* **Written problem**
Copy out the listing that follows, exact in every word, and skip the images.
>> start Exercise input
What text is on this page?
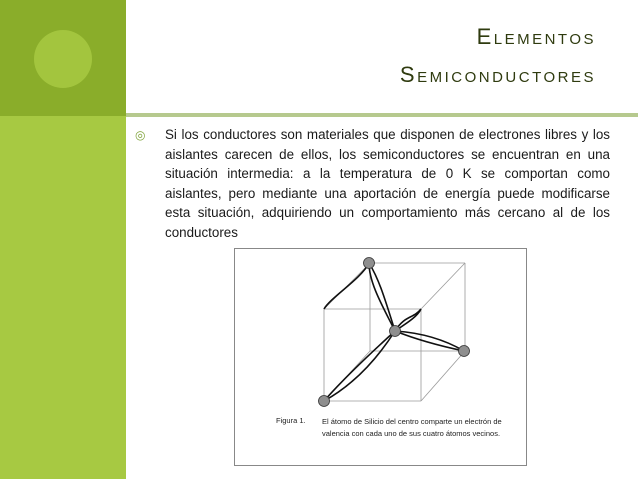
Elementos
Semiconductores
◎ Si los conductores son materiales que disponen de electrones libres y los aislantes carecen de ellos, los semiconductores se encuentran en una situación intermedia: a la temperatura de 0 K se comportan como aislantes, pero mediante una aportación de energía puede modificarse esta situación, adquiriendo un comportamiento más cercano al de los conductores
Figura 1. El átomo de Silicio del centro comparte un electrón de valencia con cada uno de sus cuatro átomos vecinos.
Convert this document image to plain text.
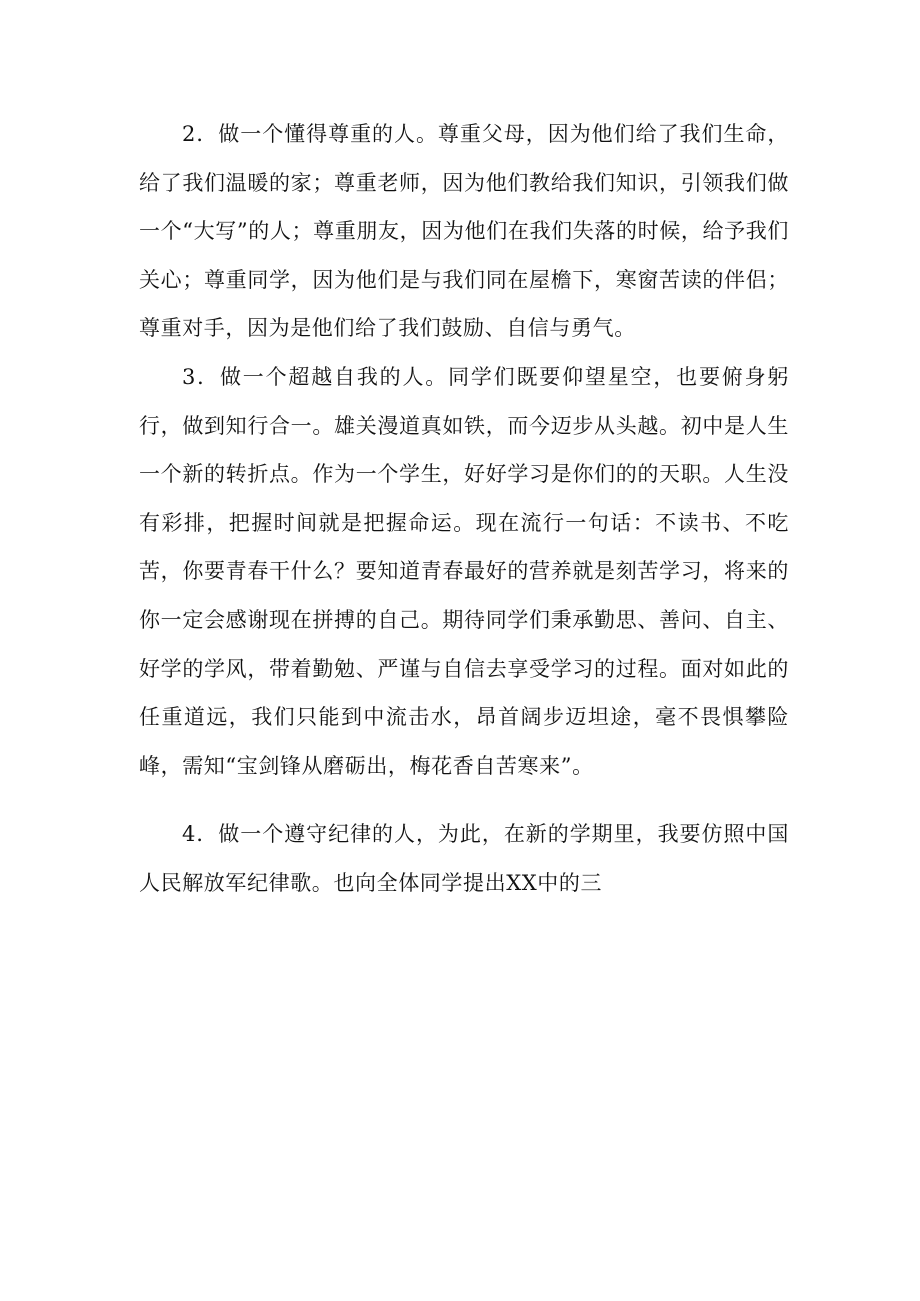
2．做一个懂得尊重的人。尊重父母，因为他们给了我们生命，给了我们温暖的家；尊重老师，因为他们教给我们知识，引领我们做一个“大写”的人；尊重朋友，因为他们在我们失落的时候，给予我们关心；尊重同学，因为他们是与我们同在屋檐下，寒窗苦读的伴侣；尊重对手，因为是他们给了我们鼓励、自信与勇气。

3．做一个超越自我的人。同学们既要仰望星空，也要俯身躬行，做到知行合一。雄关漫道真如铁，而今迈步从头越。初中是人生一个新的转折点。作为一个学生，好好学习是你们的的天职。人生没有彩排，把握时间就是把握命运。现在流行一句话：不读书、不吃苦，你要青春干什么？要知道青春最好的营养就是刻苦学习，将来的你一定会感谢现在拼搏的自己。期待同学们秉承勤思、善问、自主、好学的学风，带着勤勉、严谨与自信去享受学习的过程。面对如此的任重道远，我们只能到中流击水，昂首阔步迈坦途，毫不畏惧攀险峰，需知“宝剑锋从磨砺出，梅花香自苦寒来”。

4．做一个遵守纪律的人，为此，在新的学期里，我要仿照中国人民解放军纪律歌。也向全体同学提出XX中的三
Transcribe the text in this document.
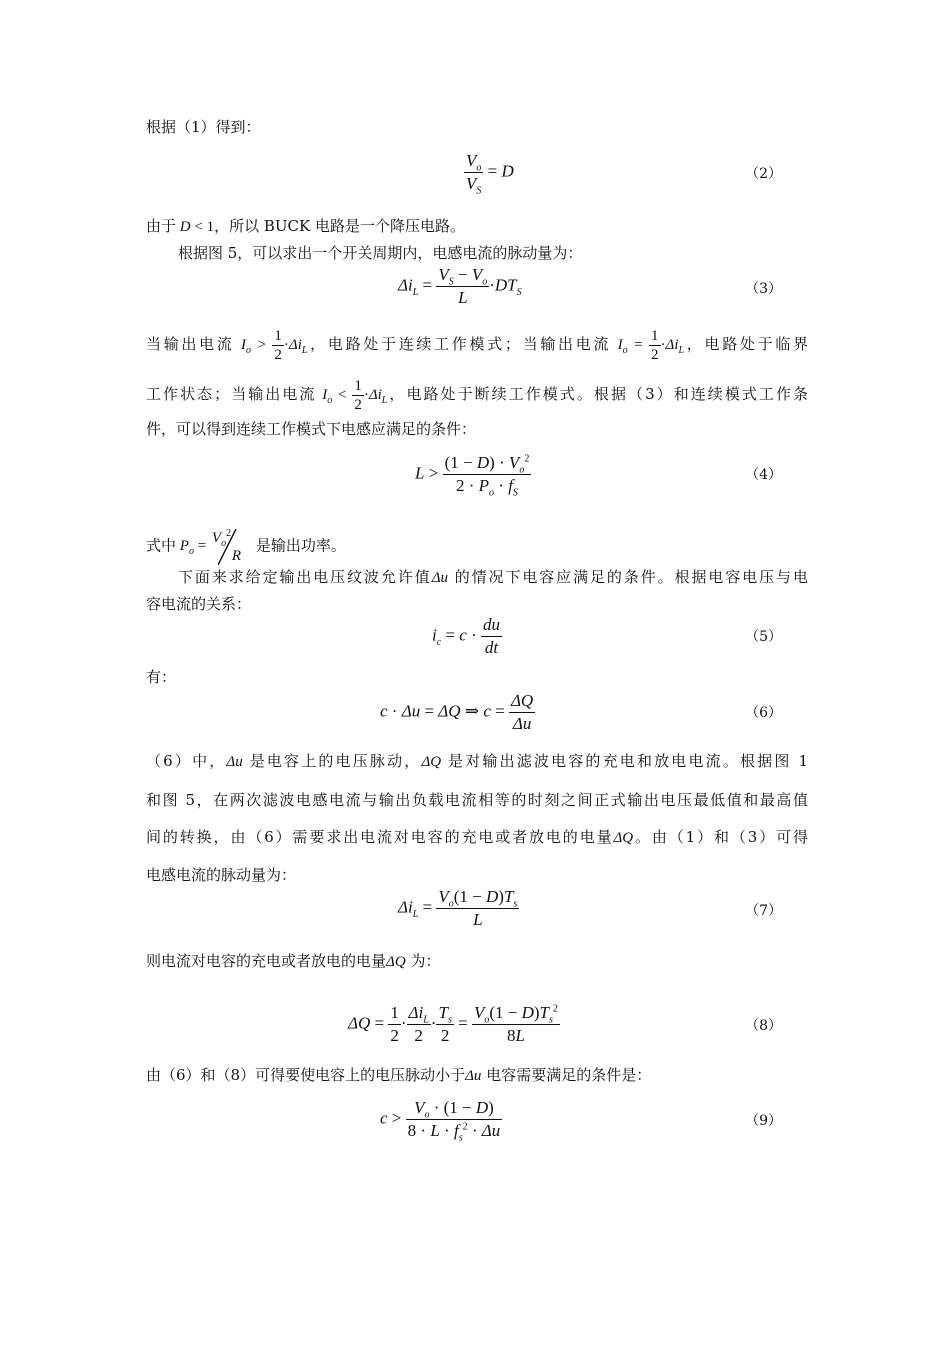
根据（1）得到：
$\frac{V_o}{V_S} = D$	（2）
由于 D < 1，所以 BUCK 电路是一个降压电路。
根据图 5，可以求出一个开关周期内，电感电流的脉动量为：
$\Delta i_L = \frac{V_S - V_o}{L} \cdot DT_S$	（3）
当输出电流 $I_o > \frac{1}{2} \cdot\Delta i_L$，电路处于连续工作模式；当输出电流 $I_o = \frac{1}{2} \cdot\Delta i_L$，电路处于临界
工作状态；当输出电流 $I_o < \frac{1}{2} \cdot\Delta i_L$，电路处于断续工作模式。根据（3）和连续模式工作条
件，可以得到连续工作模式下电感应满足的条件：
$L > \frac{(1 - D) \cdot V_o^2}{2 \cdot P_o \cdot f_S}$	（4）
式中 $P_o$ =
$V_o^2$
R
是输出功率。
下面来求给定输出电压纹波允许值Δu 的情况下电容应满足的条件。根据电容电压与电
容电流的关系：
$i_c = c \cdot \frac{du}{dt}$	（5）
有：
c · Δu = ΔQ ⇒ $c = \frac{\Delta Q}{\Delta u}$	（6）
（6）中，Δu 是电容上的电压脉动，ΔQ 是对输出滤波电容的充电和放电电流。根据图 1
和图 5，在两次滤波电感电流与输出负载电流相等的时刻之间正式输出电压最低值和最高值
间的转换，由（6）需要求出电流对电容的充电或者放电的电量ΔQ。由（1）和（3）可得
电感电流的脉动量为：
$\Delta i_L = \frac{V_o(1 - D)T_s}{L}$	（7）
则电流对电容的充电或者放电的电量ΔQ 为：
$\Delta Q = \frac{1}{2} \cdot \frac{\Delta i_L}{2} \cdot \frac{T_s}{2} = \frac{V_o(1 - D)T_s^2}{8L}$	（8）
由（6）和（8）可得要使电容上的电压脉动小于Δu 电容需要满足的条件是：
$c > \frac{V_o \cdot (1 - D)}{8 \cdot L \cdot f_s^2 \cdot \Delta u}$	（9）
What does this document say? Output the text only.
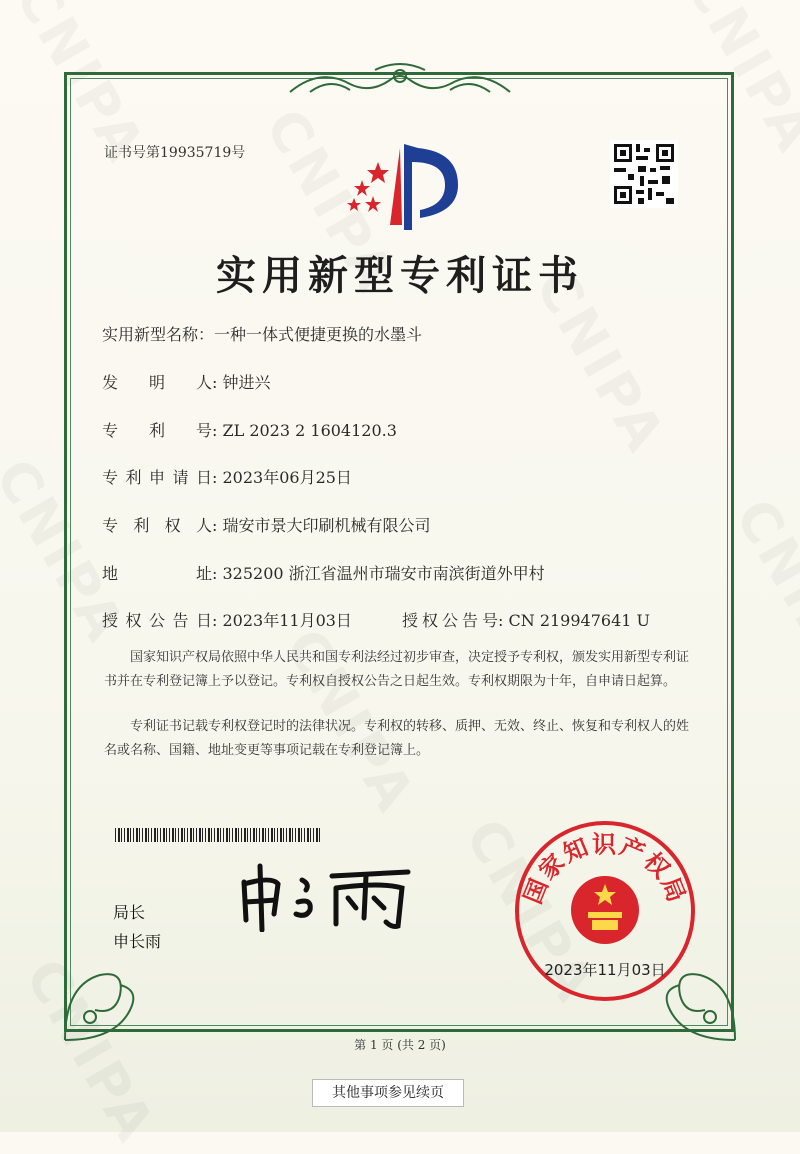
证书号第19935719号
实用新型专利证书
实用新型名称：一种一体式便捷更换的水墨斗
发明人: 钟进兴
专利号: ZL 2023 2 1604120.3
专利申请日: 2023年06月25日
专利权人: 瑞安市景大印刷机械有限公司
地址: 325200 浙江省温州市瑞安市南滨街道外甲村
授权公告日: 2023年11月03日	授权公告号: CN 219947641 U

国家知识产权局依照中华人民共和国专利法经过初步审查，决定授予专利权，颁发实用新型专利证书并在专利登记簿上予以登记。专利权自授权公告之日起生效。专利权期限为十年，自申请日起算。

专利证书记载专利权登记时的法律状况。专利权的转移、质押、无效、终止、恢复和专利权人的姓名或名称、国籍、地址变更等事项记载在专利登记簿上。

局长
申长雨
国家知识产权局
2023年11月03日
第 1 页 (共 2 页)
其他事项参见续页
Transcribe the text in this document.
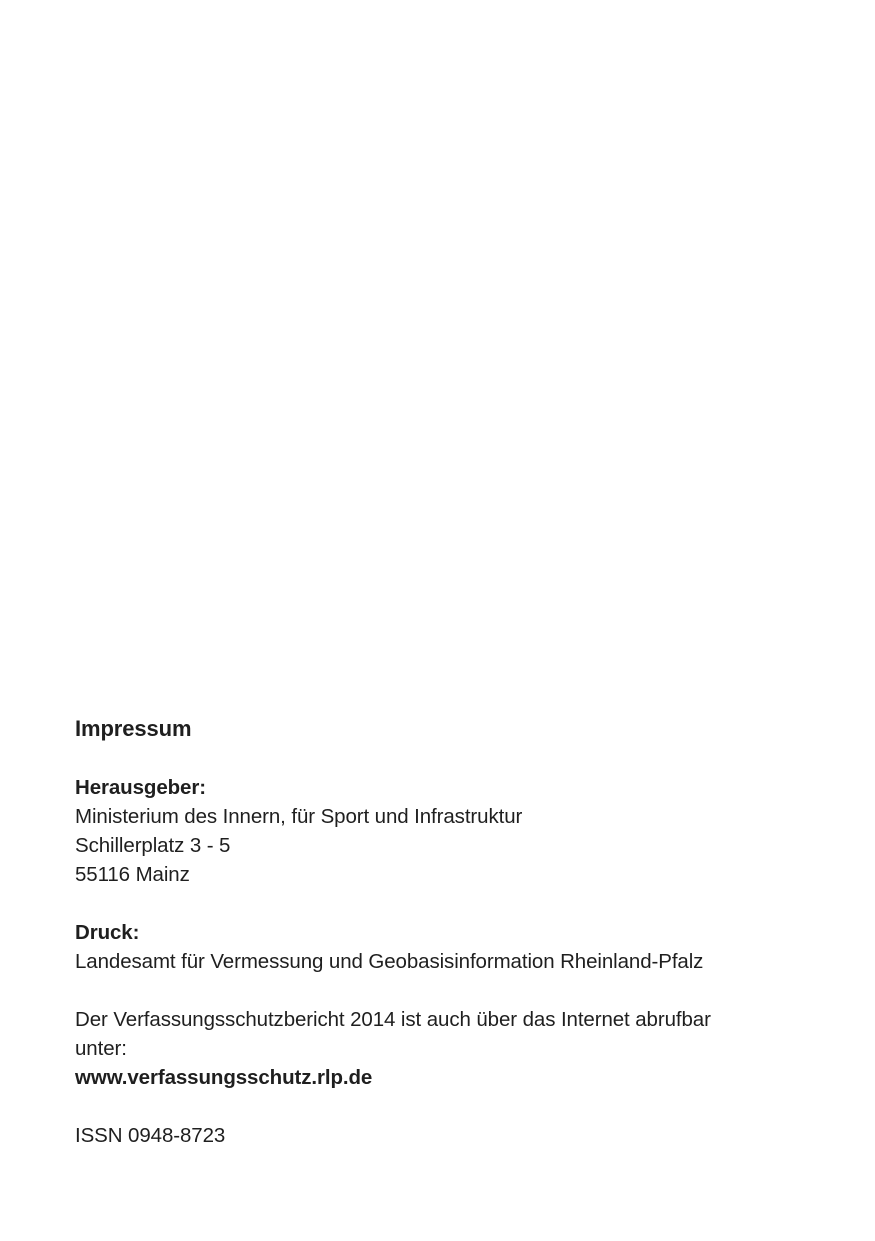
Impressum

Herausgeber:

Ministerium des Innern, für Sport und Infrastruktur

Schillerplatz 3 - 5

55116 Mainz

Druck:

Landesamt für Vermessung und Geobasisinformation Rheinland-Pfalz

Der Verfassungsschutzbericht 2014 ist auch über das Internet abrufbar

unter:

www.verfassungsschutz.rlp.de

ISSN 0948-8723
>> end Exercise input
* **Exercise result**
What text is on this page?
Elementos
Semiconductores
◎ Si los conductores son materiales que disponen de electrones libres y los aislantes carecen de ellos, los semiconductores se encuentran en una situación intermedia: a la temperatura de 0 K se comportan como aislantes, pero mediante una aportación de energía puede modificarse esta situación, adquiriendo un comportamiento más cercano al de los conductores
Figura 1. El átomo de Silicio del centro comparte un electrón de valencia con cada uno de sus cuatro átomos vecinos.
Convert this document image to plain text.
2．做一个懂得尊重的人。尊重父母，因为他们给了我们生命，给了我们温暖的家；尊重老师，因为他们教给我们知识，引领我们做一个“大写”的人；尊重朋友，因为他们在我们失落的时候，给予我们关心；尊重同学，因为他们是与我们同在屋檐下，寒窗苦读的伴侣；尊重对手，因为是他们给了我们鼓励、自信与勇气。

3．做一个超越自我的人。同学们既要仰望星空，也要俯身躬行，做到知行合一。雄关漫道真如铁，而今迈步从头越。初中是人生一个新的转折点。作为一个学生，好好学习是你们的的天职。人生没有彩排，把握时间就是把握命运。现在流行一句话：不读书、不吃苦，你要青春干什么？要知道青春最好的营养就是刻苦学习，将来的你一定会感谢现在拼搏的自己。期待同学们秉承勤思、善问、自主、好学的学风，带着勤勉、严谨与自信去享受学习的过程。面对如此的任重道远，我们只能到中流击水，昂首阔步迈坦途，毫不畏惧攀险峰，需知“宝剑锋从磨砺出，梅花香自苦寒来”。

4．做一个遵守纪律的人，为此，在新的学期里，我要仿照中国人民解放军纪律歌。也向全体同学提出XX中的三
Transcribe the text in this document.
根据（1）得到：
$\frac{V_o}{V_S} = D$	（2）
由于 D < 1，所以 BUCK 电路是一个降压电路。
根据图 5，可以求出一个开关周期内，电感电流的脉动量为：
$\Delta i_L = \frac{V_S - V_o}{L} \cdot DT_S$	（3）
当输出电流 $I_o > \frac{1}{2} \cdot\Delta i_L$，电路处于连续工作模式；当输出电流 $I_o = \frac{1}{2} \cdot\Delta i_L$，电路处于临界
工作状态；当输出电流 $I_o < \frac{1}{2} \cdot\Delta i_L$，电路处于断续工作模式。根据（3）和连续模式工作条
件，可以得到连续工作模式下电感应满足的条件：
$L > \frac{(1 - D) \cdot V_o^2}{2 \cdot P_o \cdot f_S}$	（4）
式中 $P_o$ =
$V_o^2$
R
是输出功率。
下面来求给定输出电压纹波允许值Δu 的情况下电容应满足的条件。根据电容电压与电
容电流的关系：
$i_c = c \cdot \frac{du}{dt}$	（5）
有：
c · Δu = ΔQ ⇒ $c = \frac{\Delta Q}{\Delta u}$	（6）
（6）中，Δu 是电容上的电压脉动，ΔQ 是对输出滤波电容的充电和放电电流。根据图 1
和图 5，在两次滤波电感电流与输出负载电流相等的时刻之间正式输出电压最低值和最高值
间的转换，由（6）需要求出电流对电容的充电或者放电的电量ΔQ。由（1）和（3）可得
电感电流的脉动量为：
$\Delta i_L = \frac{V_o(1 - D)T_s}{L}$	（7）
则电流对电容的充电或者放电的电量ΔQ 为：
$\Delta Q = \frac{1}{2} \cdot \frac{\Delta i_L}{2} \cdot \frac{T_s}{2} = \frac{V_o(1 - D)T_s^2}{8L}$	（8）
由（6）和（8）可得要使电容上的电压脉动小于Δu 电容需要满足的条件是：
$c > \frac{V_o \cdot (1 - D)}{8 \cdot L \cdot f_s^2 \cdot \Delta u}$	（9）
What does this document say? Output the text only.
证书号第19935719号
实用新型专利证书
实用新型名称：一种一体式便捷更换的水墨斗
发明人: 钟进兴
专利号: ZL 2023 2 1604120.3
专利申请日: 2023年06月25日
专利权人: 瑞安市景大印刷机械有限公司
地址: 325200 浙江省温州市瑞安市南滨街道外甲村
授权公告日: 2023年11月03日	授权公告号: CN 219947641 U

国家知识产权局依照中华人民共和国专利法经过初步审查，决定授予专利权，颁发实用新型专利证书并在专利登记簿上予以登记。专利权自授权公告之日起生效。专利权期限为十年，自申请日起算。

专利证书记载专利权登记时的法律状况。专利权的转移、质押、无效、终止、恢复和专利权人的姓名或名称、国籍、地址变更等事项记载在专利登记簿上。

局长
申长雨
国家知识产权局
2023年11月03日
第 1 页 (共 2 页)
其他事项参见续页
Transcribe the text in this document.
Impressum

Herausgeber:

Ministerium des Innern, für Sport und Infrastruktur

Schillerplatz 3 - 5

55116 Mainz

Druck:

Landesamt für Vermessung und Geobasisinformation Rheinland-Pfalz

Der Verfassungsschutzbericht 2014 ist auch über das Internet abrufbar

unter:

www.verfassungsschutz.rlp.de

ISSN 0948-8723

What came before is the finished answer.